SUPPLIED TEXT.
-------

4. When the US legal landscape changed in 2011, getting your money out of the sites that were still willing to serve Americans got more challenging. Moving out of the country wasn't an option for me. With the game getting harder all the time due to the proliferation of good strategy material and botting, it seemed like it was time to move on.

link

IgorPartola 3444 days ago

Thanks! One more question for you and @jat850:

So with the online games, etc. is the point just that you are better than the next guy to join the game so you just end up winning against players that are not as good? How reliable is something like that? It's true that a sucker is born every minute, but is it really feasible to make a living off it vs just staying income-neutral (e.g. win some, lose some, not really make any profit)?

link

bcassedy 3444 days ago

It's fairly reliable. Due to the random nature of poker, it's very easy to delude yourself into thinking that you're a better player than you are. This is true for hobbyists, gamblers, and professionals alike. Professional players may move up in stakes or even stay at the same stakes and think that they're stronger than the competition and write off their bad performance as a run of bad luck. Runs of bad luck (and good) can significantly skew your results even over a hundred thousand hands.

Because of this, players of all skill levels will play a long time in games where they are not favored. This is part of why it's so important to keep studying both your play and that of your opponents. If you rest on your laurels, those that do study will surpass you and you'll find yourself playing at a disadvantage without realizing it.

-------

DATA PROVIDED.
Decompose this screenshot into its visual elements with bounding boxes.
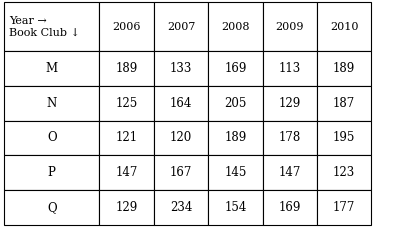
Text: 187: 187 [333,97,355,110]
Text: 189: 189 [333,62,355,75]
Bar [263,190,317,225]
Bar [317,190,371,225]
Bar [100,86,154,121]
Text: 169: 169 [224,62,246,75]
Bar [4,121,100,155]
Text: 2010: 2010 [330,22,358,32]
Text: 205: 205 [224,97,246,110]
Text: 121: 121 [116,131,138,144]
Text: 120: 120 [170,131,192,144]
Text: 164: 164 [170,97,192,110]
Text: 129: 129 [278,97,301,110]
Bar [263,2,317,51]
Text: 147: 147 [278,166,301,179]
Bar [154,190,208,225]
Bar [317,121,371,155]
Bar [208,51,263,86]
Bar [100,121,154,155]
Text: 189: 189 [115,62,138,75]
Bar [154,2,208,51]
Bar [208,121,263,155]
Text: 189: 189 [224,131,246,144]
Bar [4,155,100,190]
Text: Q: Q [47,201,56,214]
Text: Year →
Book Club ↓: Year → Book Club ↓ [9,16,79,37]
Text: 195: 195 [333,131,356,144]
Text: M: M [46,62,58,75]
Text: 169: 169 [278,201,301,214]
Text: 125: 125 [115,97,138,110]
Bar [317,86,371,121]
Bar [208,155,263,190]
Bar [154,86,208,121]
Text: P: P [48,166,56,179]
Text: 2007: 2007 [167,22,195,32]
Text: 178: 178 [278,131,301,144]
Text: 2009: 2009 [275,22,304,32]
Bar [4,2,100,51]
Text: 147: 147 [115,166,138,179]
Bar [317,51,371,86]
Bar [154,155,208,190]
Text: 177: 177 [333,201,356,214]
Bar [263,86,317,121]
Bar [100,155,154,190]
Text: 2008: 2008 [221,22,250,32]
Bar [100,51,154,86]
Bar [317,2,371,51]
Text: 167: 167 [170,166,192,179]
Text: 133: 133 [170,62,192,75]
Bar [4,51,100,86]
Text: 123: 123 [333,166,355,179]
Bar [100,190,154,225]
Bar [208,190,263,225]
Bar [154,121,208,155]
Bar [4,86,100,121]
Text: O: O [47,131,56,144]
Text: 2006: 2006 [113,22,141,32]
Text: 113: 113 [278,62,301,75]
Text: 154: 154 [224,201,246,214]
Text: N: N [47,97,57,110]
Bar [208,2,263,51]
Bar [154,51,208,86]
Bar [4,190,100,225]
Bar [100,2,154,51]
Text: 234: 234 [170,201,192,214]
Bar [263,121,317,155]
Text: 129: 129 [115,201,138,214]
Bar [263,51,317,86]
Bar [263,155,317,190]
Bar [317,155,371,190]
Bar [208,86,263,121]
Text: 145: 145 [224,166,246,179]
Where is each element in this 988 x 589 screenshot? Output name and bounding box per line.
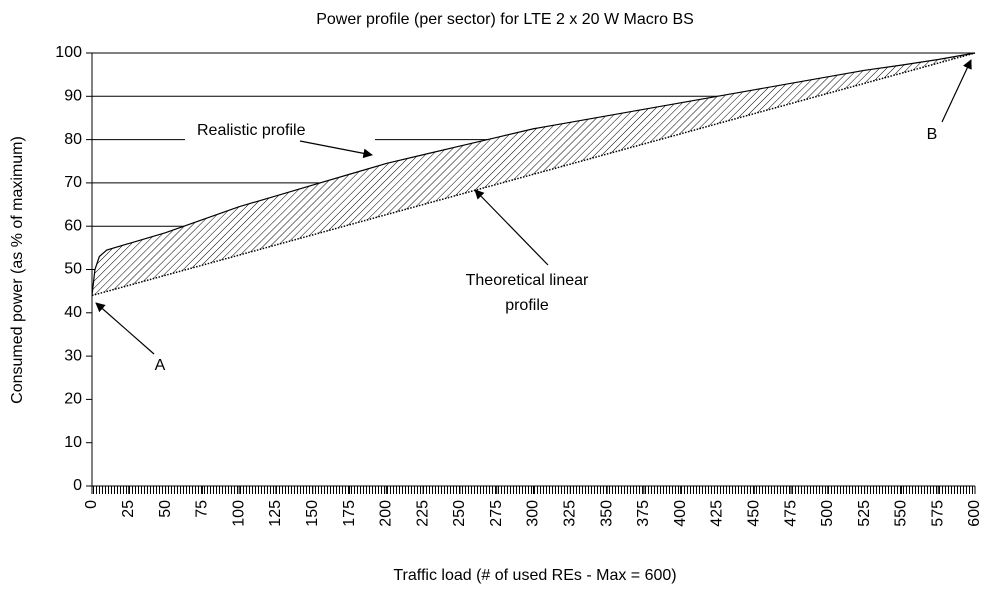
x-tick-label: 550 bbox=[893, 500, 910, 527]
label-bg bbox=[185, 120, 375, 142]
x-tick-label: 425 bbox=[709, 500, 726, 527]
x-tick-label: 250 bbox=[451, 500, 468, 527]
x-tick-label: 500 bbox=[819, 500, 836, 527]
y-tick-label: 100 bbox=[55, 44, 82, 61]
line bbox=[91, 52, 976, 296]
x-tick-label: 525 bbox=[856, 500, 873, 527]
x-axis-label: Traffic load (# of used REs - Max = 600) bbox=[393, 567, 676, 584]
y-tick-label: 20 bbox=[64, 391, 82, 408]
annotation: profile bbox=[505, 297, 549, 314]
y-tick-label: 50 bbox=[64, 261, 82, 278]
annotation: A bbox=[155, 357, 166, 374]
x-tick-label: 75 bbox=[194, 500, 211, 518]
y-tick-label: 0 bbox=[73, 477, 82, 494]
marks bbox=[91, 52, 976, 486]
x-tick-label: 600 bbox=[966, 500, 983, 527]
axes: 0 10 20 30 40 50 60 70 80 90 100 0 25 50 75 100 125 150 17… bbox=[55, 44, 983, 526]
x-tick-label: 150 bbox=[304, 500, 321, 527]
x-tick-label: 25 bbox=[120, 500, 137, 518]
line bbox=[91, 52, 976, 297]
x-tick-label: 50 bbox=[157, 500, 174, 518]
chart-title: Power profile (per sector) for LTE 2 x 2… bbox=[316, 11, 694, 28]
x-tick-label: 400 bbox=[672, 500, 689, 527]
x-tick-label: 475 bbox=[782, 500, 799, 527]
arrow bbox=[941, 59, 972, 123]
hatch-area bbox=[92, 53, 975, 296]
arrow bbox=[95, 302, 155, 355]
x-tick-label: 225 bbox=[414, 500, 431, 527]
arrow bbox=[474, 189, 549, 266]
y-tick-label: 70 bbox=[64, 174, 82, 191]
x-tick-label: 275 bbox=[488, 500, 505, 527]
x-tick-label: 350 bbox=[598, 500, 615, 527]
x-tick-label: 450 bbox=[745, 500, 762, 527]
x-tick-label: 175 bbox=[341, 500, 358, 527]
arrow bbox=[299, 140, 373, 159]
annotation: Realistic profile bbox=[197, 122, 306, 139]
x-tick-label: 0 bbox=[83, 500, 100, 509]
x-tick-label: 100 bbox=[230, 500, 247, 527]
annotation: B bbox=[927, 126, 938, 143]
y-tick-label: 80 bbox=[64, 131, 82, 148]
annotations: Realistic profile Theoretical linear pro… bbox=[95, 59, 972, 374]
x-tick-label: 375 bbox=[635, 500, 652, 527]
annotation: Theoretical linear bbox=[466, 272, 589, 289]
x-tick-label: 200 bbox=[378, 500, 395, 527]
x-tick-label: 575 bbox=[929, 500, 946, 527]
x-tick-label: 300 bbox=[525, 500, 542, 527]
x-tick-label: 325 bbox=[562, 500, 579, 527]
y-tick-label: 40 bbox=[64, 304, 82, 321]
x-tick-label: 125 bbox=[267, 500, 284, 527]
mask-area bbox=[92, 53, 975, 486]
y-tick-label: 90 bbox=[64, 88, 82, 105]
y-tick-label: 60 bbox=[64, 217, 82, 234]
y-tick-label: 10 bbox=[64, 434, 82, 451]
y-tick-label: 30 bbox=[64, 347, 82, 364]
y-axis-label: Consumed power (as % of maximum) bbox=[9, 136, 26, 404]
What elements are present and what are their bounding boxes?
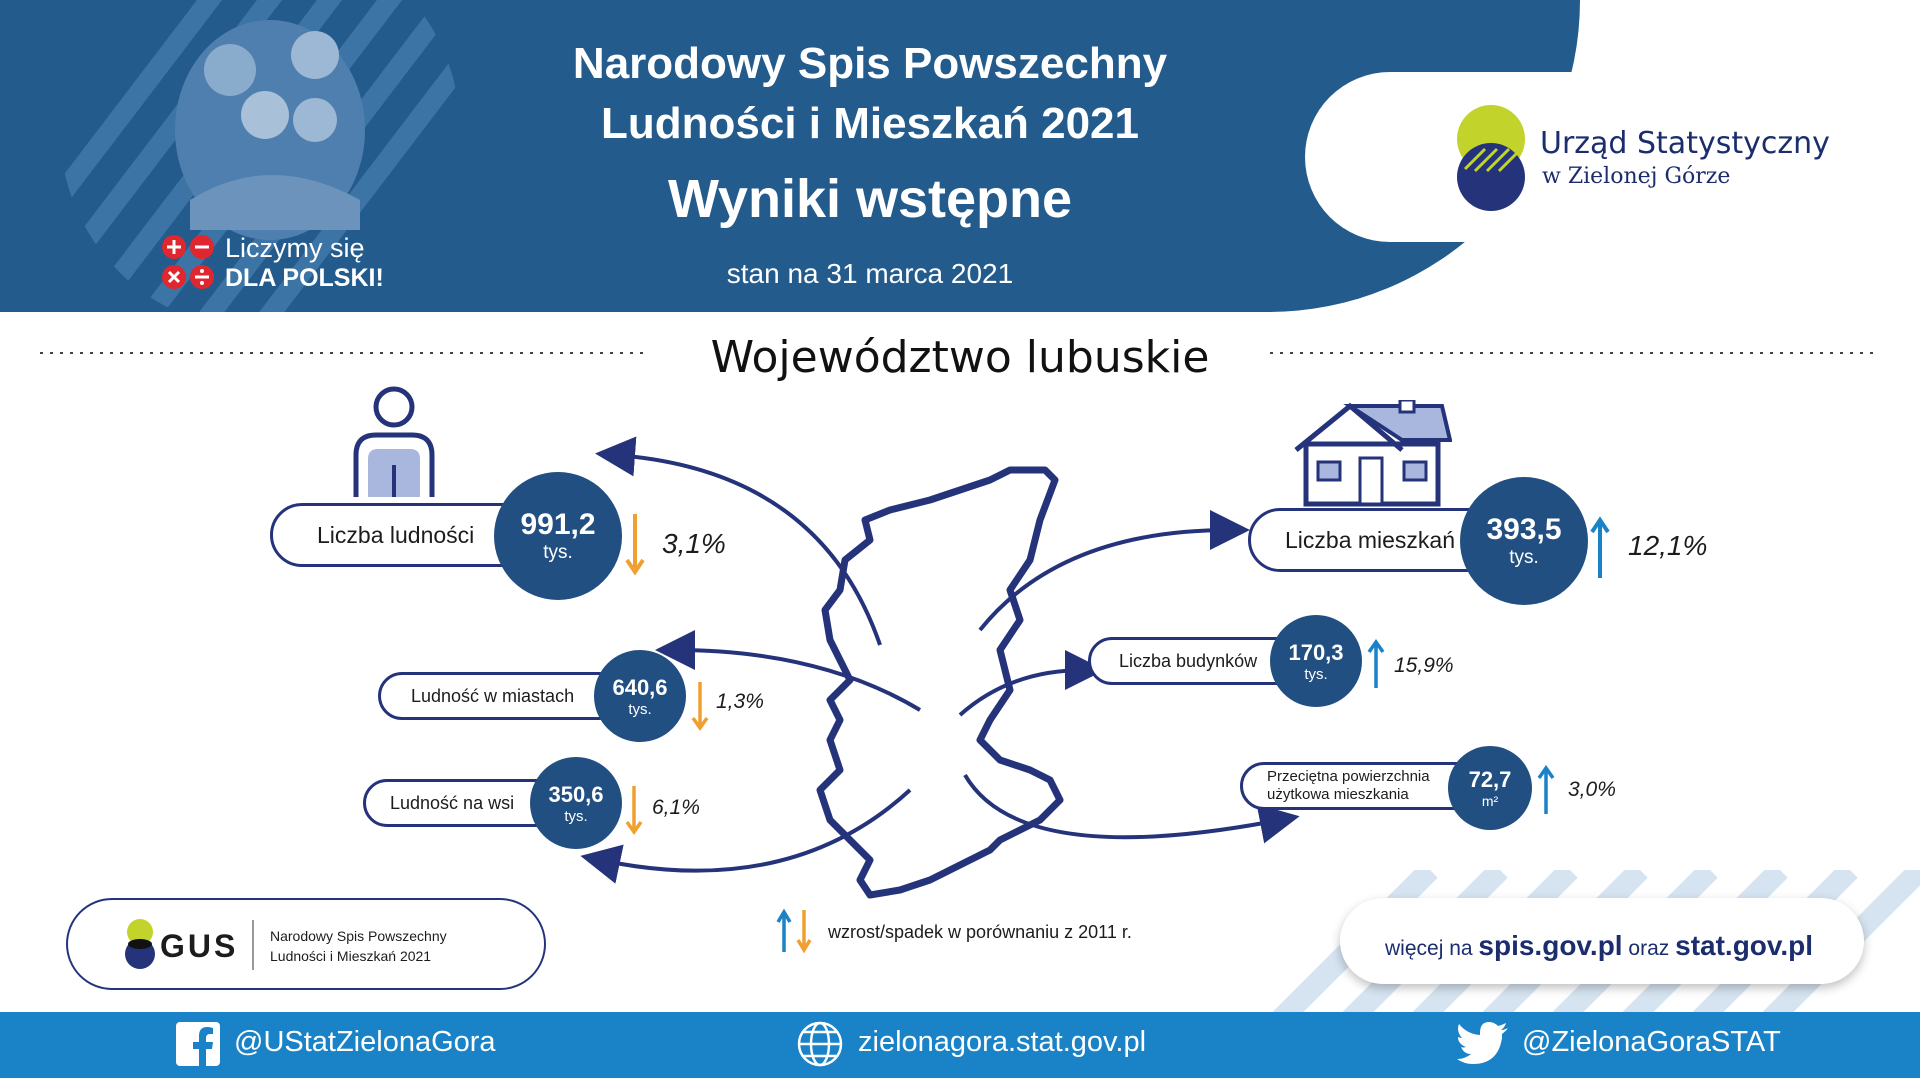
link-spis[interactable]: spis.gov.pl	[1478, 930, 1623, 961]
stat-rural-value: 350,6	[548, 781, 604, 807]
title-line2: Ludności i Mieszkań 2021	[601, 99, 1139, 148]
office-city: w Zielonej Górze	[1542, 164, 1731, 189]
office-name: Urząd Statystyczny	[1540, 126, 1830, 161]
stat-population-label: Liczba ludności	[270, 503, 530, 567]
stat-buildings-circle: 170,3 tys.	[1270, 615, 1362, 707]
footer-website[interactable]: zielonagora.stat.gov.pl	[858, 1026, 1147, 1058]
stat-rural-change: 6,1%	[652, 796, 700, 819]
globe-icon	[797, 1021, 843, 1067]
more-info-box	[1340, 898, 1864, 984]
region-title: Województwo lubuskie	[650, 332, 1270, 383]
stat-buildings-label: Liczba budynków	[1088, 637, 1288, 685]
arrow-up-icon	[1590, 516, 1610, 578]
title-line1: Narodowy Spis Powszechny	[572, 39, 1168, 88]
stat-buildings-unit: tys.	[1304, 665, 1328, 683]
stat-dwellings-value: 393,5	[1486, 513, 1562, 546]
stat-urban-label: Ludność w miastach	[378, 672, 618, 720]
stat-area-label-line2: użytkowa mieszkania	[1267, 786, 1409, 803]
family-photo	[175, 20, 365, 240]
reference-date: stan na 31 marca 2021	[726, 258, 1014, 289]
stat-area-value: 72,7	[1468, 767, 1512, 792]
more-info-text: więcej na spis.gov.pl oraz stat.gov.pl	[1385, 930, 1813, 962]
up-down-arrows-icon	[776, 908, 812, 954]
stat-population-circle: 991,2 tys.	[494, 472, 622, 600]
page-subtitle: Wyniki wstępne	[667, 169, 1073, 229]
stat-dwellings-label: Liczba mieszkań	[1248, 508, 1488, 572]
stat-urban-circle: 640,6 tys.	[594, 650, 686, 742]
office-logo-icon	[1457, 105, 1525, 211]
stat-area-circle: 72,7 m²	[1448, 746, 1532, 830]
gus-line2: Ludności i Mieszkań 2021	[270, 948, 432, 964]
slogan-line1: Liczymy się	[225, 233, 365, 263]
stat-area-label-line1: Przeciętna powierzchnia	[1267, 768, 1430, 785]
stat-urban-unit: tys.	[628, 700, 652, 718]
gus-line1: Narodowy Spis Powszechny	[270, 928, 447, 944]
arrow-up-icon	[1537, 764, 1555, 814]
stat-population-value: 991,2	[520, 508, 596, 541]
stat-area-change: 3,0%	[1568, 778, 1616, 801]
stat-rural-unit: tys.	[564, 807, 588, 825]
legend-text: wzrost/spadek w porównaniu z 2011 r.	[828, 922, 1132, 942]
stat-population-change: 3,1%	[662, 528, 726, 559]
slogan-line2: DLA POLSKI!	[225, 264, 384, 292]
footer-bar	[0, 1012, 1920, 1078]
footer-twitter[interactable]: @ZielonaGoraSTAT	[1522, 1026, 1781, 1058]
gus-logo-icon	[125, 919, 155, 969]
arrow-down-icon	[625, 514, 645, 576]
arrow-down-icon	[625, 786, 643, 836]
twitter-icon[interactable]	[1456, 1022, 1510, 1066]
page-title: Narodowy Spis Powszechny Ludności i Mies…	[520, 34, 1220, 154]
arrow-down-icon	[691, 682, 709, 732]
more-mid: oraz	[1628, 937, 1670, 960]
footer-facebook[interactable]: @UStatZielonaGora	[234, 1026, 496, 1058]
more-prefix: więcej na	[1385, 937, 1473, 960]
office-logo-box	[1305, 72, 1920, 242]
stat-dwellings-unit: tys.	[1509, 547, 1539, 568]
arrow-up-icon	[1367, 638, 1385, 688]
stat-population-unit: tys.	[543, 542, 573, 563]
person-icon	[353, 386, 435, 497]
facebook-icon[interactable]	[176, 1022, 220, 1066]
math-signs-icon	[162, 235, 214, 289]
stat-dwellings-circle: 393,5 tys.	[1460, 477, 1588, 605]
stat-urban-change: 1,3%	[716, 690, 764, 713]
stat-area-unit: m²	[1481, 793, 1499, 809]
lubuskie-map-outline	[816, 466, 1064, 899]
house-icon	[1294, 400, 1452, 507]
stat-area-label: Przeciętna powierzchnia użytkowa mieszka…	[1240, 762, 1460, 810]
stat-buildings-change: 15,9%	[1394, 654, 1454, 677]
stat-rural-circle: 350,6 tys.	[530, 757, 622, 849]
gus-divider	[252, 920, 254, 970]
stat-urban-value: 640,6	[612, 674, 668, 700]
gus-wordmark: GUS	[160, 928, 239, 964]
stat-buildings-value: 170,3	[1288, 639, 1344, 665]
stat-dwellings-change: 12,1%	[1628, 530, 1708, 561]
link-stat[interactable]: stat.gov.pl	[1675, 930, 1814, 961]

-------

GIVEN PROBLEM 1. Revise the passage of the poker forum thread between "Because of this, players" and "without realizing it.", inclusive, so that "opponents" becomes "rivals".
GIVEN PROBLEM 2. Extend the poker forum thread beyond its final sentence.

OUTPUT 1.
Because of this, players of all skill levels will play a long time in games where they are not favored. This is part of why it's so important to keep studying both your play and that of your rivals. If you rest on your laurels, those that do study will surpass you and you'll find yourself playing at a disadvantage without realizing it.

OUTPUT 2.
Online you're really able to make a good amount off even a small edge, as measured in big blinds per 100 hands, because hands are dealt so quickly and you can play more than one table at a time. For most of my career I was playing ~1000 hands/hour. In reality due to the rake, the cut the site takes from each pot, you need to have a substantial edge to make money, but this isn't as hard to achieve as you might think.

link

smnplk 3444 days ago

A hobby poker player here.

The main goal of any poker game is to win money. You win money from your opponents, you don't play agains the house. Although , the house (poker site) does take a small percentage of every pot you win, this is called rake. Do note, that in some games, rake can be so high that it is not profitable to play the game even if you are much better than your opponents. The only way to win money on the long run in poker is to be better than your opponents, so you need to look for bad opponents, it is a well know strategy called table selection or "bum hunting" :)

Nowdays it is still very feasible to make a living off poker, but you will have better chance finding bad player in live games.

link

jat850 3444 days ago

Not who you're replying to, but I can give a few answers, having also played professionally for some time.

1. Lots of means this can happen. "Professional poker player" is generally taken to mean "derives primary source of income from playing poker" or sometimes "spends the majority of their time playing poker". There's no exact qualification.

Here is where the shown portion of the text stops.